# What to work on:
Give as output the line that contains "Transcribe this image's", followed by every remaining line of the entries, unchanged and with nothing added.

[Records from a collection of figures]
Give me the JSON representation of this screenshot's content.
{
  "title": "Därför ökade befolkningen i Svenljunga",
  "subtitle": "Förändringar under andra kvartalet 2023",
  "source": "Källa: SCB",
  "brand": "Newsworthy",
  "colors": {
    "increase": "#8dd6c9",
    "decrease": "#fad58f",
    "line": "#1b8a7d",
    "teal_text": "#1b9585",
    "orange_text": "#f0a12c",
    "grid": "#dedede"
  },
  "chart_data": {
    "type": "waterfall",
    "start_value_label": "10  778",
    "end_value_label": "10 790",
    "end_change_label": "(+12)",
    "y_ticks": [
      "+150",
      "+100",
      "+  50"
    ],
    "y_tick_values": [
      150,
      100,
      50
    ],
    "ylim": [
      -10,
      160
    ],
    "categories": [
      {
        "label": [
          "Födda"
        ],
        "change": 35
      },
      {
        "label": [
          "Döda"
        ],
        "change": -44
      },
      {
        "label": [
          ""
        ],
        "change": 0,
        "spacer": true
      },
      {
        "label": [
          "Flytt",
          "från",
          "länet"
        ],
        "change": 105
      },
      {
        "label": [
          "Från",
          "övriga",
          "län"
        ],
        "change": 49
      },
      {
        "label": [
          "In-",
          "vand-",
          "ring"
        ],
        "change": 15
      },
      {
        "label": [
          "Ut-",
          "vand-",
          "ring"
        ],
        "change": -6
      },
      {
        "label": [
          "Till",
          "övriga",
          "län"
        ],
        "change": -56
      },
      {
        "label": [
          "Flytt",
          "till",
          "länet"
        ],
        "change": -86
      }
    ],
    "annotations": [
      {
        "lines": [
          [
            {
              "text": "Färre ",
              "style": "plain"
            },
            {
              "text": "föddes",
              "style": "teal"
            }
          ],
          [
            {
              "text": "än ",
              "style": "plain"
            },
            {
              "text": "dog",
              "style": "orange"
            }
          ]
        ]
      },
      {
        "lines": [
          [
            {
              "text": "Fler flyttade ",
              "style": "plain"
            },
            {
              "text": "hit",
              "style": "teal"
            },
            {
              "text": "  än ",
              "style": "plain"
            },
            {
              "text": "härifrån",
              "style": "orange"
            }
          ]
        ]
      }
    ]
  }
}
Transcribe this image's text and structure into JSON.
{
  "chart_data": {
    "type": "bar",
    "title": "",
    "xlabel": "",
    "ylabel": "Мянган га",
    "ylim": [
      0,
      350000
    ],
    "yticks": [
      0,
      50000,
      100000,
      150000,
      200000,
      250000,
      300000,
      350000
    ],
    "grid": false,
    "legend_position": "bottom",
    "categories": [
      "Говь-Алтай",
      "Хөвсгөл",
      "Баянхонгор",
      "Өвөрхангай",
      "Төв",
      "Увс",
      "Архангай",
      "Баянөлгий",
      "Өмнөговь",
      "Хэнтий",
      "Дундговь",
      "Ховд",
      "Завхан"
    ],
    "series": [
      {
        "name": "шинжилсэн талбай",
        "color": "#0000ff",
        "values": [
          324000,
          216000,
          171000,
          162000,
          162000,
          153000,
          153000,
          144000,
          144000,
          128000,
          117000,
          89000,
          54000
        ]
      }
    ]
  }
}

# Answer to the task:
Transcribe this image's text and structure into JSON.
{
  "chart_data": {
    "type": "bar",
    "title": "",
    "xlabel": "",
    "ylabel": "Мянган га",
    "ylim": [
      0,
      350000
    ],
    "yticks": [
      0,
      50000,
      100000,
      150000,
      200000,
      250000,
      300000,
      350000
    ],
    "grid": false,
    "legend_position": "bottom",
    "categories": [
      "Говь-Алтай",
      "Хөвсгөл",
      "Баянхонгор",
      "Өвөрхангай",
      "Төв",
      "Увс",
      "Архангай",
      "Баянөлгий",
      "Өмнөговь",
      "Хэнтий",
      "Дундговь",
      "Ховд",
      "Завхан"
    ],
    "series": [
      {
        "name": "шинжилсэн талбай",
        "color": "#0000ff",
        "values": [
          324000,
          216000,
          171000,
          162000,
          162000,
          153000,
          153000,
          144000,
          144000,
          128000,
          117000,
          89000,
          54000
        ]
      }
    ]
  }
}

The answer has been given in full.